## begin Supplied material
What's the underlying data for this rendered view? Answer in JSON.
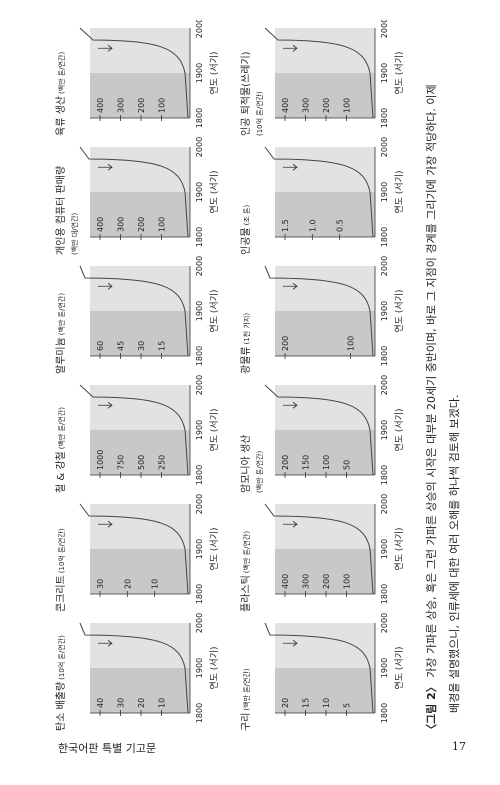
{
  "figure": {
    "panels": [
      {
        "title": "탄소 배출량",
        "unit": "(10억 톤/연간)",
        "yticks": [
          "40",
          "30",
          "20",
          "10"
        ]
      },
      {
        "title": "콘크리트",
        "unit": "(10억 톤/연간)",
        "yticks": [
          "30",
          "20",
          "10"
        ]
      },
      {
        "title": "철 & 강철",
        "unit": "(백만 톤/연간)",
        "yticks": [
          "1000",
          "750",
          "500",
          "250"
        ]
      },
      {
        "title": "알루미늄",
        "unit": "(백만 톤/연간)",
        "yticks": [
          "60",
          "45",
          "30",
          "15"
        ]
      },
      {
        "title": "개인용 컴퓨터 판매량",
        "unit": "(백만 대/연간)",
        "yticks": [
          "400",
          "300",
          "200",
          "100"
        ]
      },
      {
        "title": "육류 생산",
        "unit": "(백만 톤/연간)",
        "yticks": [
          "400",
          "300",
          "200",
          "100"
        ]
      },
      {
        "title": "구리",
        "unit": "(백만 톤/연간)",
        "yticks": [
          "20",
          "15",
          "10",
          "5"
        ]
      },
      {
        "title": "플라스틱",
        "unit": "(백만 톤/연간)",
        "yticks": [
          "400",
          "300",
          "200",
          "100"
        ]
      },
      {
        "title": "암모니아 생산",
        "unit": "(백만 톤/연간)",
        "yticks": [
          "200",
          "150",
          "100",
          "50"
        ]
      },
      {
        "title": "광물류",
        "unit": "(1천 가지)",
        "yticks": [
          "200",
          "100"
        ]
      },
      {
        "title": "인공물",
        "unit": "(조 톤)",
        "yticks": [
          "1.5",
          "1.0",
          "0.5"
        ]
      },
      {
        "title": "인공 퇴적물(쓰레기)",
        "unit": "(10억 톤/연간)",
        "yticks": [
          "400",
          "300",
          "200",
          "100"
        ]
      }
    ],
    "xticks": [
      "1800",
      "1900",
      "2000"
    ],
    "xlabel": "연도 (서기)",
    "caption": {
      "label": "〈그림 2〉",
      "text": "가장 가파른 상승, 혹은 그런 가파른 상승의 시작은 대부분 20세기 중반이며, 바로 그 지점이 경계를 그리기에 가장 적당하다. 이제",
      "text2": "배경을 설명했으니, 인류세에 대한 여러 오해를 하나씩 검토해 보겠다."
    }
  },
  "footer": {
    "left": "한국어판 특별 기고문",
    "page": "17"
  }
}
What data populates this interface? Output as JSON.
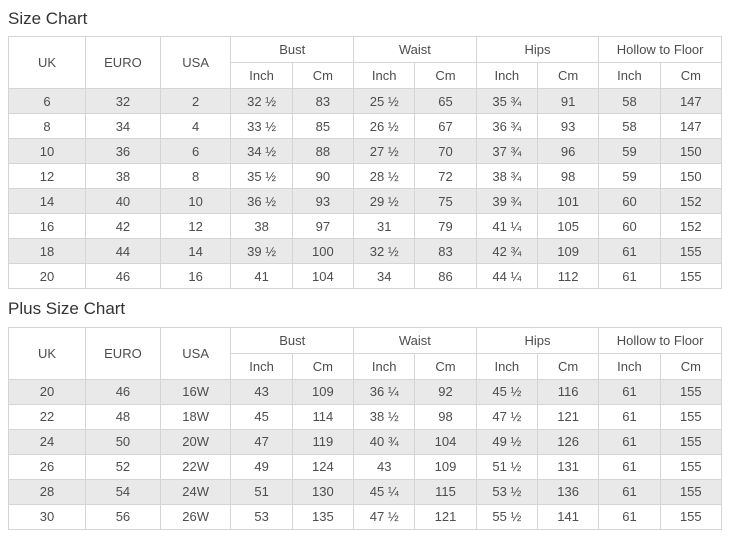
{
  "styles": {
    "background": "#ffffff",
    "text_color": "#4d4d4d",
    "title_color": "#333333",
    "border_color": "#d5d5d5",
    "stripe_color": "#e9e9e9"
  },
  "column_groups": {
    "simple": [
      "UK",
      "EURO",
      "USA"
    ],
    "measures": [
      {
        "label": "Bust",
        "sub": [
          "Inch",
          "Cm"
        ]
      },
      {
        "label": "Waist",
        "sub": [
          "Inch",
          "Cm"
        ]
      },
      {
        "label": "Hips",
        "sub": [
          "Inch",
          "Cm"
        ]
      },
      {
        "label": "Hollow to Floor",
        "sub": [
          "Inch",
          "Cm"
        ]
      }
    ]
  },
  "tables": [
    {
      "title": "Size Chart",
      "rows": [
        [
          "6",
          "32",
          "2",
          "32 ½",
          "83",
          "25 ½",
          "65",
          "35 ¾",
          "91",
          "58",
          "147"
        ],
        [
          "8",
          "34",
          "4",
          "33 ½",
          "85",
          "26 ½",
          "67",
          "36 ¾",
          "93",
          "58",
          "147"
        ],
        [
          "10",
          "36",
          "6",
          "34 ½",
          "88",
          "27 ½",
          "70",
          "37 ¾",
          "96",
          "59",
          "150"
        ],
        [
          "12",
          "38",
          "8",
          "35 ½",
          "90",
          "28 ½",
          "72",
          "38 ¾",
          "98",
          "59",
          "150"
        ],
        [
          "14",
          "40",
          "10",
          "36 ½",
          "93",
          "29 ½",
          "75",
          "39 ¾",
          "101",
          "60",
          "152"
        ],
        [
          "16",
          "42",
          "12",
          "38",
          "97",
          "31",
          "79",
          "41 ¼",
          "105",
          "60",
          "152"
        ],
        [
          "18",
          "44",
          "14",
          "39 ½",
          "100",
          "32 ½",
          "83",
          "42 ¾",
          "109",
          "61",
          "155"
        ],
        [
          "20",
          "46",
          "16",
          "41",
          "104",
          "34",
          "86",
          "44 ¼",
          "112",
          "61",
          "155"
        ]
      ]
    },
    {
      "title": "Plus Size Chart",
      "rows": [
        [
          "20",
          "46",
          "16W",
          "43",
          "109",
          "36 ¼",
          "92",
          "45 ½",
          "116",
          "61",
          "155"
        ],
        [
          "22",
          "48",
          "18W",
          "45",
          "114",
          "38 ½",
          "98",
          "47 ½",
          "121",
          "61",
          "155"
        ],
        [
          "24",
          "50",
          "20W",
          "47",
          "119",
          "40 ¾",
          "104",
          "49 ½",
          "126",
          "61",
          "155"
        ],
        [
          "26",
          "52",
          "22W",
          "49",
          "124",
          "43",
          "109",
          "51 ½",
          "131",
          "61",
          "155"
        ],
        [
          "28",
          "54",
          "24W",
          "51",
          "130",
          "45 ¼",
          "115",
          "53 ½",
          "136",
          "61",
          "155"
        ],
        [
          "30",
          "56",
          "26W",
          "53",
          "135",
          "47 ½",
          "121",
          "55 ½",
          "141",
          "61",
          "155"
        ]
      ]
    }
  ]
}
## end Supplied material
Description of the task
The pictures should not appear in the copy; every other part of the records above must be returned exactly.

Result
What's the underlying data for this rendered view? Answer in JSON.
{
  "figure": {
    "panels": [
      {
        "title": "탄소 배출량",
        "unit": "(10억 톤/연간)",
        "yticks": [
          "40",
          "30",
          "20",
          "10"
        ]
      },
      {
        "title": "콘크리트",
        "unit": "(10억 톤/연간)",
        "yticks": [
          "30",
          "20",
          "10"
        ]
      },
      {
        "title": "철 & 강철",
        "unit": "(백만 톤/연간)",
        "yticks": [
          "1000",
          "750",
          "500",
          "250"
        ]
      },
      {
        "title": "알루미늄",
        "unit": "(백만 톤/연간)",
        "yticks": [
          "60",
          "45",
          "30",
          "15"
        ]
      },
      {
        "title": "개인용 컴퓨터 판매량",
        "unit": "(백만 대/연간)",
        "yticks": [
          "400",
          "300",
          "200",
          "100"
        ]
      },
      {
        "title": "육류 생산",
        "unit": "(백만 톤/연간)",
        "yticks": [
          "400",
          "300",
          "200",
          "100"
        ]
      },
      {
        "title": "구리",
        "unit": "(백만 톤/연간)",
        "yticks": [
          "20",
          "15",
          "10",
          "5"
        ]
      },
      {
        "title": "플라스틱",
        "unit": "(백만 톤/연간)",
        "yticks": [
          "400",
          "300",
          "200",
          "100"
        ]
      },
      {
        "title": "암모니아 생산",
        "unit": "(백만 톤/연간)",
        "yticks": [
          "200",
          "150",
          "100",
          "50"
        ]
      },
      {
        "title": "광물류",
        "unit": "(1천 가지)",
        "yticks": [
          "200",
          "100"
        ]
      },
      {
        "title": "인공물",
        "unit": "(조 톤)",
        "yticks": [
          "1.5",
          "1.0",
          "0.5"
        ]
      },
      {
        "title": "인공 퇴적물(쓰레기)",
        "unit": "(10억 톤/연간)",
        "yticks": [
          "400",
          "300",
          "200",
          "100"
        ]
      }
    ],
    "xticks": [
      "1800",
      "1900",
      "2000"
    ],
    "xlabel": "연도 (서기)",
    "caption": {
      "label": "〈그림 2〉",
      "text": "가장 가파른 상승, 혹은 그런 가파른 상승의 시작은 대부분 20세기 중반이며, 바로 그 지점이 경계를 그리기에 가장 적당하다. 이제",
      "text2": "배경을 설명했으니, 인류세에 대한 여러 오해를 하나씩 검토해 보겠다."
    }
  },
  "footer": {
    "left": "한국어판 특별 기고문",
    "page": "17"
  }
}
What data populates this interface? Output as JSON.
{
  "styles": {
    "background": "#ffffff",
    "text_color": "#4d4d4d",
    "title_color": "#333333",
    "border_color": "#d5d5d5",
    "stripe_color": "#e9e9e9"
  },
  "column_groups": {
    "simple": [
      "UK",
      "EURO",
      "USA"
    ],
    "measures": [
      {
        "label": "Bust",
        "sub": [
          "Inch",
          "Cm"
        ]
      },
      {
        "label": "Waist",
        "sub": [
          "Inch",
          "Cm"
        ]
      },
      {
        "label": "Hips",
        "sub": [
          "Inch",
          "Cm"
        ]
      },
      {
        "label": "Hollow to Floor",
        "sub": [
          "Inch",
          "Cm"
        ]
      }
    ]
  },
  "tables": [
    {
      "title": "Size Chart",
      "rows": [
        [
          "6",
          "32",
          "2",
          "32 ½",
          "83",
          "25 ½",
          "65",
          "35 ¾",
          "91",
          "58",
          "147"
        ],
        [
          "8",
          "34",
          "4",
          "33 ½",
          "85",
          "26 ½",
          "67",
          "36 ¾",
          "93",
          "58",
          "147"
        ],
        [
          "10",
          "36",
          "6",
          "34 ½",
          "88",
          "27 ½",
          "70",
          "37 ¾",
          "96",
          "59",
          "150"
        ],
        [
          "12",
          "38",
          "8",
          "35 ½",
          "90",
          "28 ½",
          "72",
          "38 ¾",
          "98",
          "59",
          "150"
        ],
        [
          "14",
          "40",
          "10",
          "36 ½",
          "93",
          "29 ½",
          "75",
          "39 ¾",
          "101",
          "60",
          "152"
        ],
        [
          "16",
          "42",
          "12",
          "38",
          "97",
          "31",
          "79",
          "41 ¼",
          "105",
          "60",
          "152"
        ],
        [
          "18",
          "44",
          "14",
          "39 ½",
          "100",
          "32 ½",
          "83",
          "42 ¾",
          "109",
          "61",
          "155"
        ],
        [
          "20",
          "46",
          "16",
          "41",
          "104",
          "34",
          "86",
          "44 ¼",
          "112",
          "61",
          "155"
        ]
      ]
    },
    {
      "title": "Plus Size Chart",
      "rows": [
        [
          "20",
          "46",
          "16W",
          "43",
          "109",
          "36 ¼",
          "92",
          "45 ½",
          "116",
          "61",
          "155"
        ],
        [
          "22",
          "48",
          "18W",
          "45",
          "114",
          "38 ½",
          "98",
          "47 ½",
          "121",
          "61",
          "155"
        ],
        [
          "24",
          "50",
          "20W",
          "47",
          "119",
          "40 ¾",
          "104",
          "49 ½",
          "126",
          "61",
          "155"
        ],
        [
          "26",
          "52",
          "22W",
          "49",
          "124",
          "43",
          "109",
          "51 ½",
          "131",
          "61",
          "155"
        ],
        [
          "28",
          "54",
          "24W",
          "51",
          "130",
          "45 ¼",
          "115",
          "53 ½",
          "136",
          "61",
          "155"
        ],
        [
          "30",
          "56",
          "26W",
          "53",
          "135",
          "47 ½",
          "121",
          "55 ½",
          "141",
          "61",
          "155"
        ]
      ]
    }
  ]
}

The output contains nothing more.